— GOAL —
Rewrite the lines below, replacing "component" with "part" and keeping everything else the same. Leave the pictures out of your answer.

— RECORD EXCERPTS —
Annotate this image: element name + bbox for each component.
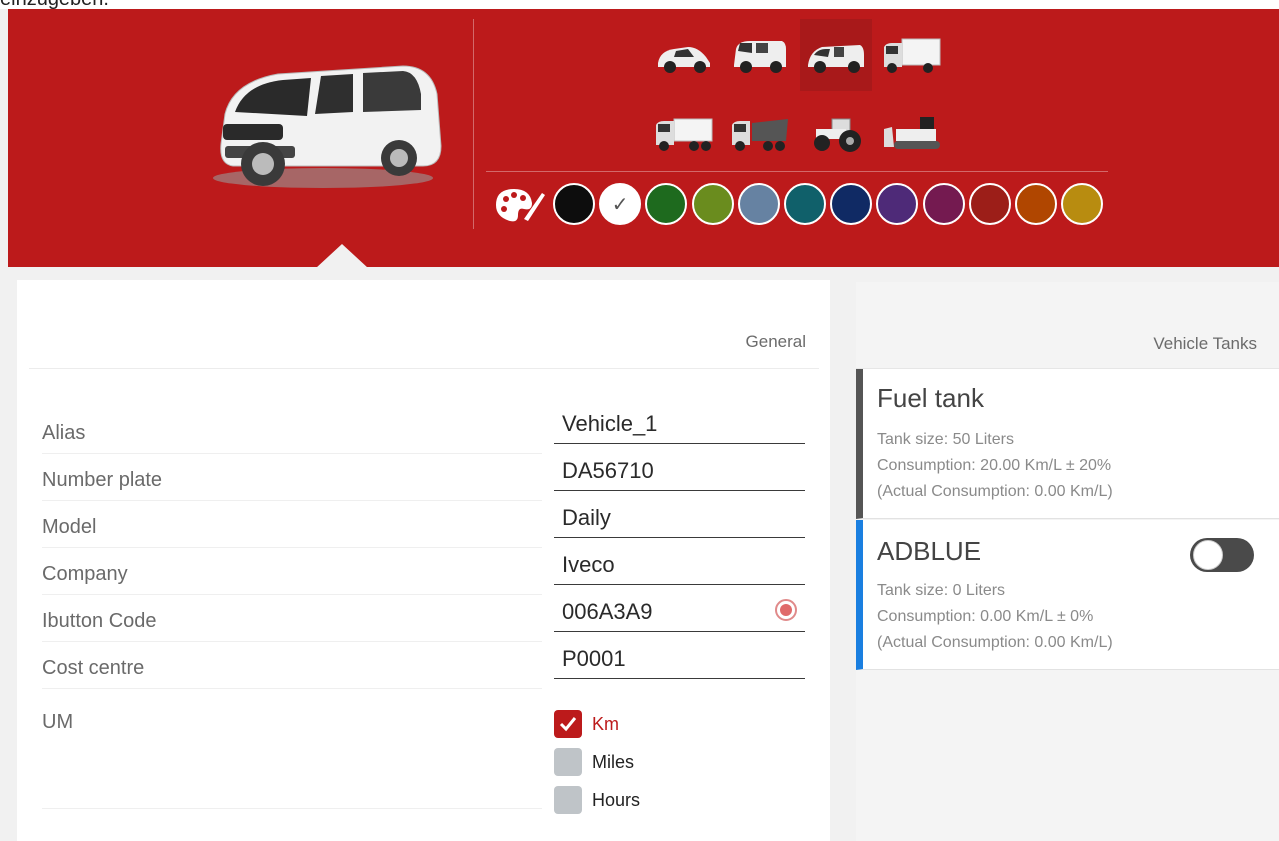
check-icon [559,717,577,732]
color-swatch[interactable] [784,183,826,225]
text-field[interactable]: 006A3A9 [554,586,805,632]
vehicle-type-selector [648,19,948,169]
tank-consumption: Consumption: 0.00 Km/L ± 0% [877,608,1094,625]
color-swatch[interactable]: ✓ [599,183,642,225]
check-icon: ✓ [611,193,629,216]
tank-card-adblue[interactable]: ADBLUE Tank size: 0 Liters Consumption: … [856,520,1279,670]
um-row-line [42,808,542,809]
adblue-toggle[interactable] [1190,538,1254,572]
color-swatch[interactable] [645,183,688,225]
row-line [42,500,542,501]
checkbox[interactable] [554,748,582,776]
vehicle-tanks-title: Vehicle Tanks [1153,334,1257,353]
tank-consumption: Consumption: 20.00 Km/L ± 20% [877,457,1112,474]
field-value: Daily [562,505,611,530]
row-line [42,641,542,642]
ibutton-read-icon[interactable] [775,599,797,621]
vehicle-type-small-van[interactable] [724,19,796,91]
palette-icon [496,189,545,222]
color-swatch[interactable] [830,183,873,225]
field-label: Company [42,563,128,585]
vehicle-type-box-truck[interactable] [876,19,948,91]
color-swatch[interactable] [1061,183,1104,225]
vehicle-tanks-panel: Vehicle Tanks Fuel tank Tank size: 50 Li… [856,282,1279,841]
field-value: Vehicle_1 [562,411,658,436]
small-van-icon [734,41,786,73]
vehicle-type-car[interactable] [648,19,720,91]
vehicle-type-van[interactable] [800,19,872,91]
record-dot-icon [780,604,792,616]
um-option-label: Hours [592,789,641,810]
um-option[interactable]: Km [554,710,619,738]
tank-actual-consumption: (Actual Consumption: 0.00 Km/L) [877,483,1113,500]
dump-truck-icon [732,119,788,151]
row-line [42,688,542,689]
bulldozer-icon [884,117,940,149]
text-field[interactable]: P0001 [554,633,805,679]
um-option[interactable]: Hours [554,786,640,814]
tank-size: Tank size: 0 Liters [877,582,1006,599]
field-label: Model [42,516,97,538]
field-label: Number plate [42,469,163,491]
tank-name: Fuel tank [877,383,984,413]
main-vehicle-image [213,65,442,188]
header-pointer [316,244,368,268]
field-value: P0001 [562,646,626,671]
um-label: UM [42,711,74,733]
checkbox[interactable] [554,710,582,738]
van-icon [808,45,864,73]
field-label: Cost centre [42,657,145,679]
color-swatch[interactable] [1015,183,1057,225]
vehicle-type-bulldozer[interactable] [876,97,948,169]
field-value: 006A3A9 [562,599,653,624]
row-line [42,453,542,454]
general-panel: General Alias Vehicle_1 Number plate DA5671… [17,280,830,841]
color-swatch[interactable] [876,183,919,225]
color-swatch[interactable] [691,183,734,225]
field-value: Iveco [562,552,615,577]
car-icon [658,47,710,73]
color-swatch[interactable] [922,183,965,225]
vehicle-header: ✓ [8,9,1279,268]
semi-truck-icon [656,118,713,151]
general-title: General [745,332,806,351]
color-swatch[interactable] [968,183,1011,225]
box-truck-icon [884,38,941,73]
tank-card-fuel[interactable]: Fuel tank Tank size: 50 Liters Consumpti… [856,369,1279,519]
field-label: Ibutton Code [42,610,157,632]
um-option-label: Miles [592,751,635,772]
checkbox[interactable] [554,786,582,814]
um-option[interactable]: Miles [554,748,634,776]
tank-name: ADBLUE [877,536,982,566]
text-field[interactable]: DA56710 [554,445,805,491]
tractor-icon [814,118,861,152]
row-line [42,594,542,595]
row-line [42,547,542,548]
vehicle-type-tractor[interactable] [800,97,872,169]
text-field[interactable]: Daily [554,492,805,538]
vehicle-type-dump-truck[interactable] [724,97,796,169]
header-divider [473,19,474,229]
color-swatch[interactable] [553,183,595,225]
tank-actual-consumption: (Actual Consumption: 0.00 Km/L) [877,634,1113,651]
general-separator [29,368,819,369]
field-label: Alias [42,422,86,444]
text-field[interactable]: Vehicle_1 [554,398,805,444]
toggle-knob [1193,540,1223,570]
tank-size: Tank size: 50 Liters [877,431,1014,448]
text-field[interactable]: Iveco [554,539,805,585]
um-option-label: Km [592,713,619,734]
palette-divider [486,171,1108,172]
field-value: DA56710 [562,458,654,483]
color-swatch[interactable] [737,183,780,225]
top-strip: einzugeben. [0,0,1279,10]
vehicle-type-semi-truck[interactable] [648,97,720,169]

— CORRECT ANSWER —
Annotate this image: element name + bbox for each part.
check-icon [559,717,577,732]
color-swatch[interactable] [784,183,826,225]
text-field[interactable]: 006A3A9 [554,586,805,632]
vehicle-type-selector [648,19,948,169]
tank-consumption: Consumption: 0.00 Km/L ± 0% [877,608,1094,625]
color-swatch[interactable]: ✓ [599,183,642,225]
check-icon: ✓ [611,193,629,216]
tank-card-adblue[interactable]: ADBLUE Tank size: 0 Liters Consumption: … [856,520,1279,670]
um-row-line [42,808,542,809]
adblue-toggle[interactable] [1190,538,1254,572]
color-swatch[interactable] [645,183,688,225]
row-line [42,500,542,501]
checkbox[interactable] [554,748,582,776]
vehicle-tanks-title: Vehicle Tanks [1153,334,1257,353]
tank-consumption: Consumption: 20.00 Km/L ± 20% [877,457,1112,474]
field-value: Daily [562,505,611,530]
row-line [42,641,542,642]
ibutton-read-icon[interactable] [775,599,797,621]
vehicle-type-small-van[interactable] [724,19,796,91]
palette-icon [496,189,545,222]
color-swatch[interactable] [830,183,873,225]
field-label: Company [42,563,128,585]
vehicle-type-box-truck[interactable] [876,19,948,91]
color-swatch[interactable] [1061,183,1104,225]
vehicle-tanks-panel: Vehicle Tanks Fuel tank Tank size: 50 Li… [856,282,1279,841]
field-value: Vehicle_1 [562,411,658,436]
small-van-icon [734,41,786,73]
vehicle-type-car[interactable] [648,19,720,91]
vehicle-type-van[interactable] [800,19,872,91]
record-dot-icon [780,604,792,616]
um-option-label: Hours [592,789,641,810]
um-option[interactable]: Km [554,710,619,738]
tank-actual-consumption: (Actual Consumption: 0.00 Km/L) [877,483,1113,500]
dump-truck-icon [732,119,788,151]
row-line [42,688,542,689]
bulldozer-icon [884,117,940,149]
text-field[interactable]: P0001 [554,633,805,679]
um-option[interactable]: Hours [554,786,640,814]
tank-size: Tank size: 0 Liters [877,582,1006,599]
field-label: Model [42,516,97,538]
field-label: Number plate [42,469,163,491]
tank-name: Fuel tank [877,383,984,413]
main-vehicle-image [213,65,442,188]
header-pointer [316,244,368,268]
field-value: P0001 [562,646,626,671]
um-label: UM [42,711,74,733]
checkbox[interactable] [554,710,582,738]
van-icon [808,45,864,73]
field-label: Cost centre [42,657,145,679]
color-swatch[interactable] [1015,183,1057,225]
vehicle-type-bulldozer[interactable] [876,97,948,169]
field-value: 006A3A9 [562,599,653,624]
row-line [42,453,542,454]
general-panel: General Alias Vehicle_1 Number plate DA5671… [17,280,830,841]
color-swatch[interactable] [876,183,919,225]
color-swatch[interactable] [691,183,734,225]
field-value: Iveco [562,552,615,577]
car-icon [658,47,710,73]
color-swatch[interactable] [922,183,965,225]
vehicle-header: ✓ [8,9,1279,268]
semi-truck-icon [656,118,713,151]
general-title: General [745,332,806,351]
color-swatch[interactable] [968,183,1011,225]
box-truck-icon [884,38,941,73]
tank-card-fuel[interactable]: Fuel tank Tank size: 50 Liters Consumpti… [856,369,1279,519]
field-label: Ibutton Code [42,610,157,632]
um-option-label: Miles [592,751,635,772]
checkbox[interactable] [554,786,582,814]
um-option[interactable]: Miles [554,748,634,776]
tank-name: ADBLUE [877,536,982,566]
text-field[interactable]: DA56710 [554,445,805,491]
tractor-icon [814,118,861,152]
row-line [42,594,542,595]
row-line [42,547,542,548]
vehicle-type-tractor[interactable] [800,97,872,169]
text-field[interactable]: Daily [554,492,805,538]
vehicle-type-dump-truck[interactable] [724,97,796,169]
header-divider [473,19,474,229]
color-swatch[interactable] [553,183,595,225]
tank-actual-consumption: (Actual Consumption: 0.00 Km/L) [877,634,1113,651]
general-separator [29,368,819,369]
field-label: Alias [42,422,86,444]
text-field[interactable]: Vehicle_1 [554,398,805,444]
toggle-knob [1193,540,1223,570]
tank-size: Tank size: 50 Liters [877,431,1014,448]
text-field[interactable]: Iveco [554,539,805,585]
um-option-label: Km [592,713,619,734]
palette-divider [486,171,1108,172]
field-value: DA56710 [562,458,654,483]
color-swatch[interactable] [737,183,780,225]
top-strip: einzugeben. [0,0,1279,10]
vehicle-type-semi-truck[interactable] [648,97,720,169]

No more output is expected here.